» **GOAL**
Extract the stretch of lines that starts at the line with "Give me the JSON representation of this chart's" and ends at the last line of the data below. Give it exactly, without pictures.

» **Stored data entries**
● ● ● ● ●

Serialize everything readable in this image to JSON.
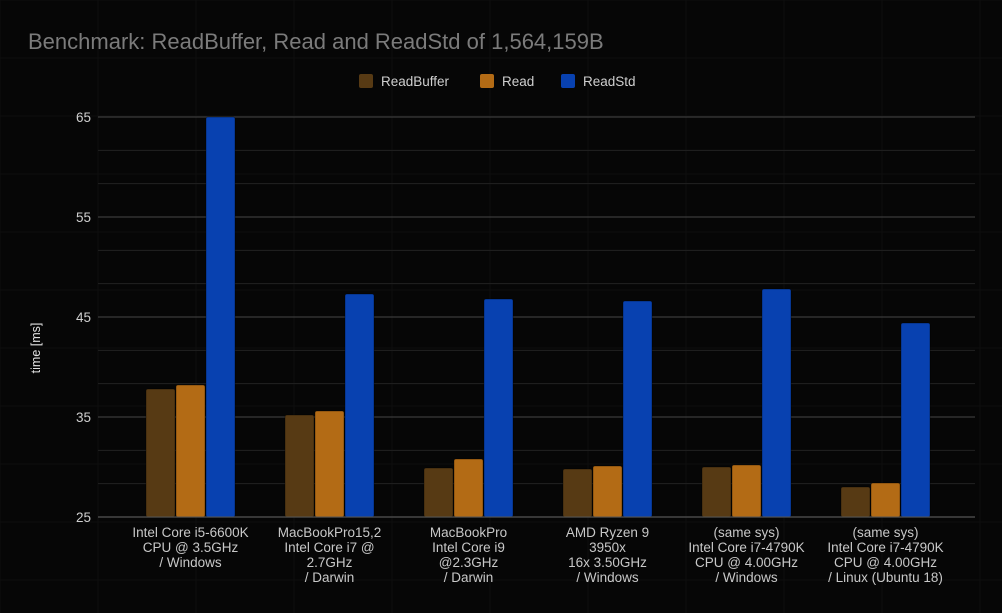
{
  "chart_data": {
    "type": "bar",
    "title": "Benchmark: ReadBuffer, Read and ReadStd of 1,564,159B",
    "xlabel": "",
    "ylabel": "time [ms]",
    "ylim": [
      25,
      65
    ],
    "yticks": [
      25,
      35,
      45,
      55,
      65
    ],
    "grid": true,
    "legend_position": "top-center",
    "categories": [
      [
        "Intel Core i5-6600K",
        "CPU @ 3.5GHz",
        "/ Windows"
      ],
      [
        "MacBookPro15,2",
        "Intel Core i7 @",
        "2.7GHz",
        "/ Darwin"
      ],
      [
        "MacBookPro",
        "Intel Core i9",
        "@2.3GHz",
        "/ Darwin"
      ],
      [
        "AMD Ryzen 9",
        "3950x",
        "16x 3.50GHz",
        "/ Windows"
      ],
      [
        "(same sys)",
        "Intel Core i7-4790K",
        "CPU @ 4.00GHz",
        "/ Windows"
      ],
      [
        "(same sys)",
        "Intel Core i7-4790K",
        "CPU @ 4.00GHz",
        "/ Linux (Ubuntu 18)"
      ]
    ],
    "series": [
      {
        "name": "ReadBuffer",
        "color": "#573a14",
        "values": [
          37.8,
          35.2,
          29.9,
          29.8,
          30.0,
          28.0
        ]
      },
      {
        "name": "Read",
        "color": "#b36b15",
        "values": [
          38.2,
          35.6,
          30.8,
          30.1,
          30.2,
          28.4
        ]
      },
      {
        "name": "ReadStd",
        "color": "#0841b0",
        "values": [
          65.0,
          47.3,
          46.8,
          46.6,
          47.8,
          44.4
        ]
      }
    ]
  }
}
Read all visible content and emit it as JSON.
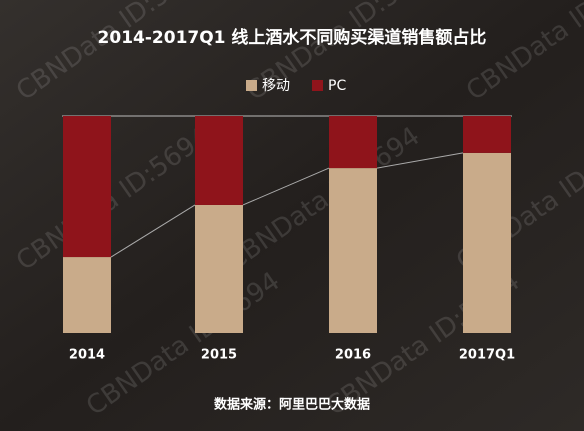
{
  "chart_data": {
    "type": "stacked_bar",
    "title": "2014-2017Q1 线上酒水不同购买渠道销售额占比",
    "categories": [
      "2014",
      "2015",
      "2016",
      "2017Q1"
    ],
    "series": [
      {
        "name": "移动",
        "color": "#c9ab8a",
        "values": [
          35,
          59,
          76,
          83
        ]
      },
      {
        "name": "PC",
        "color": "#8f141b",
        "values": [
          65,
          41,
          24,
          17
        ]
      }
    ],
    "ylim": [
      0,
      100
    ],
    "source": "数据来源：阿里巴巴大数据",
    "watermark": "CBNData ID:5694"
  }
}
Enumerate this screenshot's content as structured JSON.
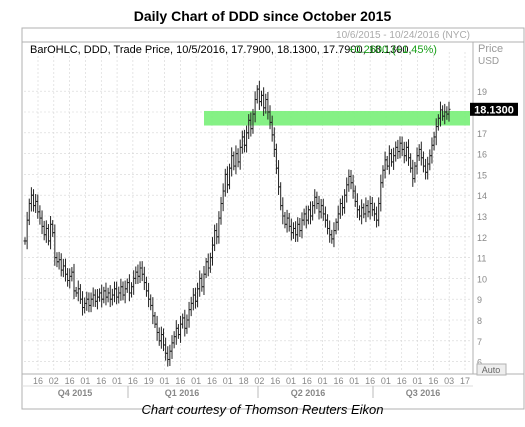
{
  "title": "Daily Chart of DDD since October 2015",
  "caption": "Chart courtesy of Thomson Reuters Eikon",
  "header": {
    "symbol_line": "BarOHLC, DDD, Trade Price, 10/5/2016, 17.7900, 18.1300, 17.7900, 18.1300,",
    "change": "+0.2600,",
    "change_pct": "(+1.45%)",
    "range": "10/6/2015 - 10/24/2016 (NYC)",
    "unit_line1": "Price",
    "unit_line2": "USD",
    "auto_label": "Auto"
  },
  "colors": {
    "bars": "#222222",
    "band": "#7ef07e",
    "change": "#1aa01a",
    "last_price_bg": "#000000",
    "grid": "#d4d4d4"
  },
  "chart_data": {
    "type": "ohlc",
    "title": "Daily Chart of DDD since October 2015",
    "ylabel": "Price USD",
    "ylim": [
      5.5,
      20.5
    ],
    "y_ticks": [
      6,
      7,
      8,
      9,
      10,
      11,
      12,
      13,
      14,
      15,
      16,
      17,
      18,
      19
    ],
    "x_ticks": [
      "16",
      "02",
      "16",
      "01",
      "16",
      "01",
      "16",
      "19",
      "01",
      "16",
      "01",
      "16",
      "01",
      "18",
      "02",
      "16",
      "01",
      "16",
      "01",
      "16",
      "01",
      "16",
      "01",
      "16",
      "01",
      "16",
      "03",
      "17"
    ],
    "quarters": [
      "Q4 2015",
      "Q1 2016",
      "Q2 2016",
      "Q3 2016"
    ],
    "last_price": "18.1300",
    "resistance_band": [
      17.35,
      18.05
    ],
    "grid": true,
    "closes": [
      11.8,
      12.8,
      13.6,
      14.0,
      13.5,
      13.7,
      13.2,
      12.9,
      12.5,
      12.1,
      12.4,
      11.8,
      12.6,
      12.2,
      11.0,
      10.8,
      10.9,
      10.4,
      10.6,
      10.2,
      9.9,
      10.1,
      10.3,
      9.4,
      9.3,
      9.5,
      9.0,
      8.6,
      8.8,
      9.0,
      8.7,
      9.0,
      9.2,
      8.9,
      9.1,
      9.3,
      9.0,
      9.4,
      9.1,
      9.3,
      9.0,
      9.2,
      9.5,
      9.1,
      9.3,
      9.6,
      9.2,
      9.5,
      9.8,
      9.3,
      9.6,
      10.0,
      10.3,
      10.1,
      10.5,
      10.2,
      9.8,
      9.4,
      9.0,
      8.7,
      8.2,
      7.8,
      7.4,
      7.0,
      7.3,
      6.8,
      6.4,
      6.1,
      6.5,
      6.9,
      7.2,
      7.6,
      7.3,
      7.8,
      8.1,
      7.6,
      8.0,
      8.5,
      8.8,
      9.2,
      8.9,
      9.5,
      10.0,
      9.6,
      10.2,
      10.8,
      10.5,
      11.0,
      11.6,
      12.3,
      12.0,
      12.9,
      13.6,
      14.2,
      15.0,
      14.5,
      15.3,
      15.9,
      15.4,
      16.0,
      15.6,
      16.3,
      16.8,
      16.4,
      17.0,
      17.6,
      17.2,
      17.9,
      18.6,
      19.1,
      18.5,
      18.8,
      18.2,
      18.6,
      18.0,
      17.5,
      16.9,
      16.2,
      15.3,
      14.4,
      13.5,
      13.0,
      12.6,
      12.9,
      12.5,
      12.2,
      12.4,
      12.1,
      12.6,
      12.3,
      12.8,
      13.1,
      12.8,
      13.3,
      13.0,
      13.5,
      13.9,
      13.6,
      13.2,
      13.5,
      13.1,
      12.8,
      12.4,
      12.1,
      11.9,
      12.3,
      12.7,
      13.1,
      13.6,
      13.4,
      14.0,
      14.5,
      14.9,
      14.6,
      14.2,
      13.7,
      13.3,
      13.0,
      13.4,
      13.1,
      13.5,
      13.2,
      13.6,
      13.3,
      13.1,
      12.8,
      13.6,
      14.6,
      15.2,
      15.7,
      15.4,
      16.0,
      15.6,
      15.9,
      16.3,
      16.1,
      16.5,
      16.2,
      15.9,
      16.3,
      15.8,
      15.3,
      14.8,
      15.4,
      15.9,
      16.2,
      15.8,
      15.4,
      15.1,
      15.5,
      15.9,
      16.4,
      16.8,
      17.3,
      17.7,
      18.1,
      17.8,
      18.0,
      17.9,
      18.13
    ]
  }
}
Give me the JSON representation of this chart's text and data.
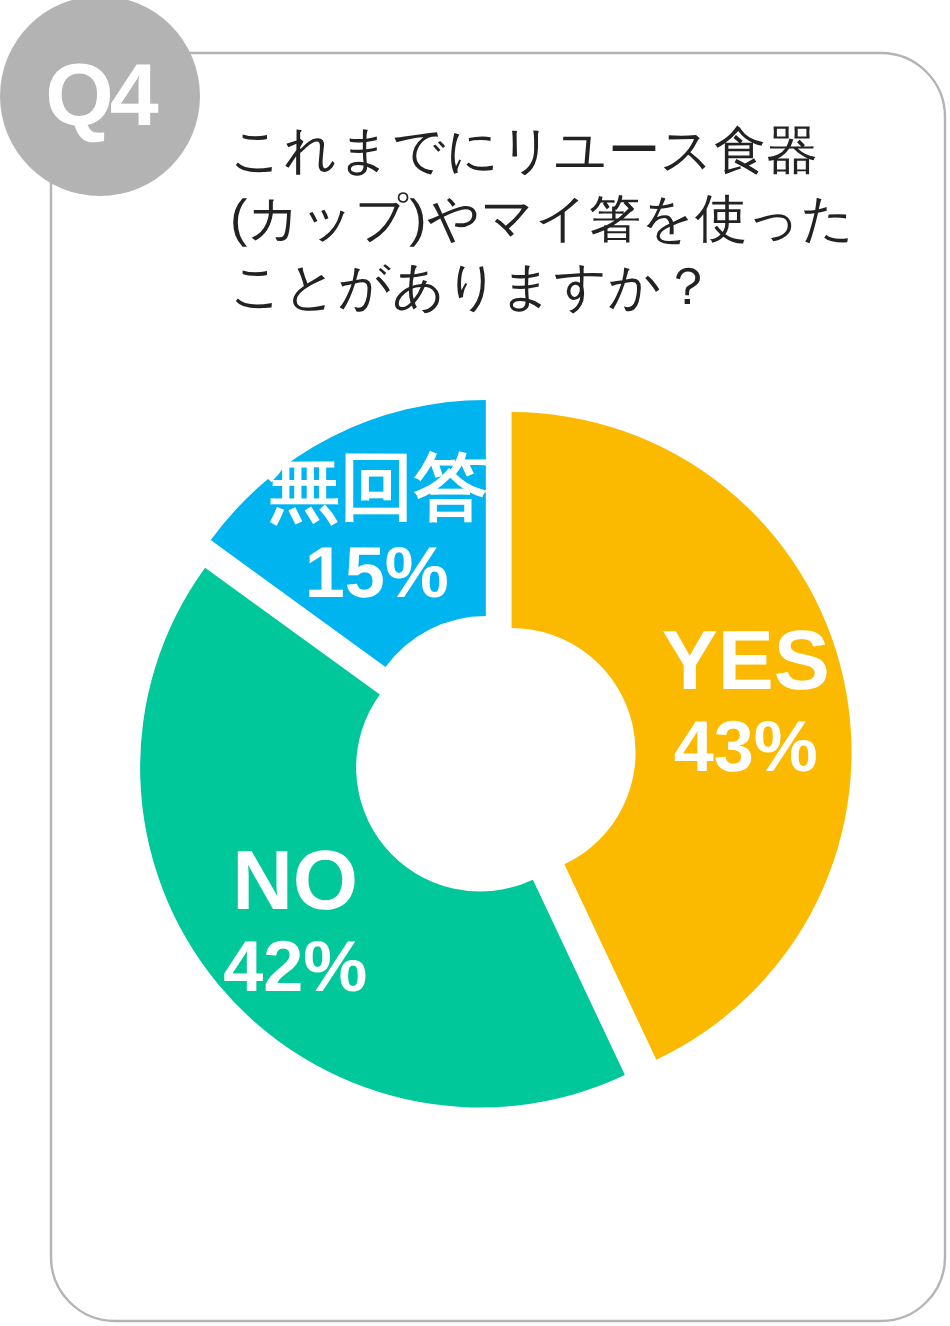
{
  "chart_data": {
    "type": "donut",
    "title": "これまでにリユース食器(カップ)やマイ箸を使ったことがありますか？",
    "annotations": [
      "Q4"
    ],
    "categories": [
      "YES",
      "NO",
      "無回答"
    ],
    "values": [
      43,
      42,
      15
    ],
    "colors": [
      "#fbb900",
      "#00c89b",
      "#00b4f0"
    ],
    "value_labels": [
      "43%",
      "42%",
      "15%"
    ]
  }
}
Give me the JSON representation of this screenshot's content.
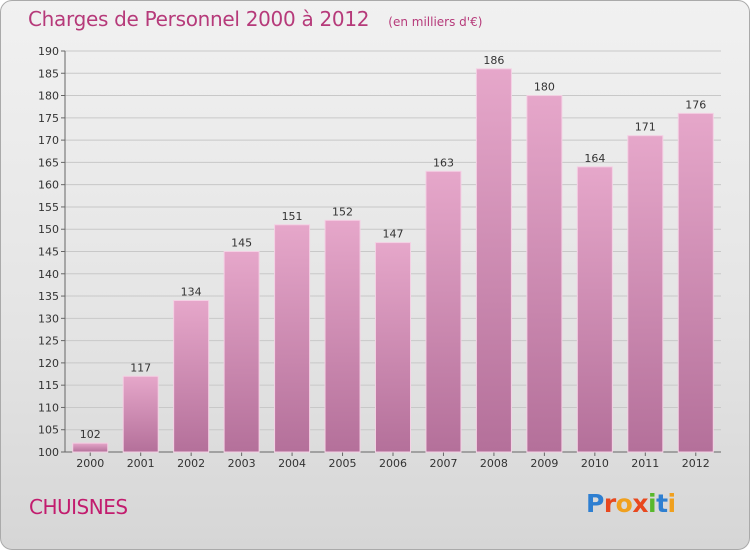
{
  "header": {
    "title": "Charges de Personnel 2000 à 2012",
    "subtitle": "(en milliers d'€)"
  },
  "footer": {
    "commune": "CHUISNES",
    "logo_text": "Proxiti",
    "logo_colors": [
      "#2e7fd1",
      "#e8481e",
      "#f0a01e",
      "#e8481e",
      "#58b82c",
      "#2e7fd1",
      "#f0a01e"
    ]
  },
  "colors": {
    "bar_top": "#e6a7ca",
    "bar_bottom": "#b4709a",
    "bar_edge": "#f4d0e4",
    "accent": "#b63a7a"
  },
  "chart_data": {
    "type": "bar",
    "title": "Charges de Personnel 2000 à 2012",
    "subtitle": "(en milliers d'€)",
    "categories": [
      "2000",
      "2001",
      "2002",
      "2003",
      "2004",
      "2005",
      "2006",
      "2007",
      "2008",
      "2009",
      "2010",
      "2011",
      "2012"
    ],
    "values": [
      102,
      117,
      134,
      145,
      151,
      152,
      147,
      163,
      186,
      180,
      164,
      171,
      176
    ],
    "ylim": [
      100,
      190
    ],
    "ytick_step": 5,
    "grid": true,
    "legend": "none"
  }
}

● ● ● ● ●

» **EXERCISE RESULT**
Give me the JSON representation of this chart's text and data.
{
  "chart_data": {
    "type": "donut",
    "title": "これまでにリユース食器(カップ)やマイ箸を使ったことがありますか？",
    "annotations": [
      "Q4"
    ],
    "categories": [
      "YES",
      "NO",
      "無回答"
    ],
    "values": [
      43,
      42,
      15
    ],
    "colors": [
      "#fbb900",
      "#00c89b",
      "#00b4f0"
    ],
    "value_labels": [
      "43%",
      "42%",
      "15%"
    ]
  }
}
Give me the JSON representation of this screenshot's content.
{
  "header": {
    "title": "Charges de Personnel 2000 à 2012",
    "subtitle": "(en milliers d'€)"
  },
  "footer": {
    "commune": "CHUISNES",
    "logo_text": "Proxiti",
    "logo_colors": [
      "#2e7fd1",
      "#e8481e",
      "#f0a01e",
      "#e8481e",
      "#58b82c",
      "#2e7fd1",
      "#f0a01e"
    ]
  },
  "colors": {
    "bar_top": "#e6a7ca",
    "bar_bottom": "#b4709a",
    "bar_edge": "#f4d0e4",
    "accent": "#b63a7a"
  },
  "chart_data": {
    "type": "bar",
    "title": "Charges de Personnel 2000 à 2012",
    "subtitle": "(en milliers d'€)",
    "categories": [
      "2000",
      "2001",
      "2002",
      "2003",
      "2004",
      "2005",
      "2006",
      "2007",
      "2008",
      "2009",
      "2010",
      "2011",
      "2012"
    ],
    "values": [
      102,
      117,
      134,
      145,
      151,
      152,
      147,
      163,
      186,
      180,
      164,
      171,
      176
    ],
    "ylim": [
      100,
      190
    ],
    "ytick_step": 5,
    "grid": true,
    "legend": "none"
  }
}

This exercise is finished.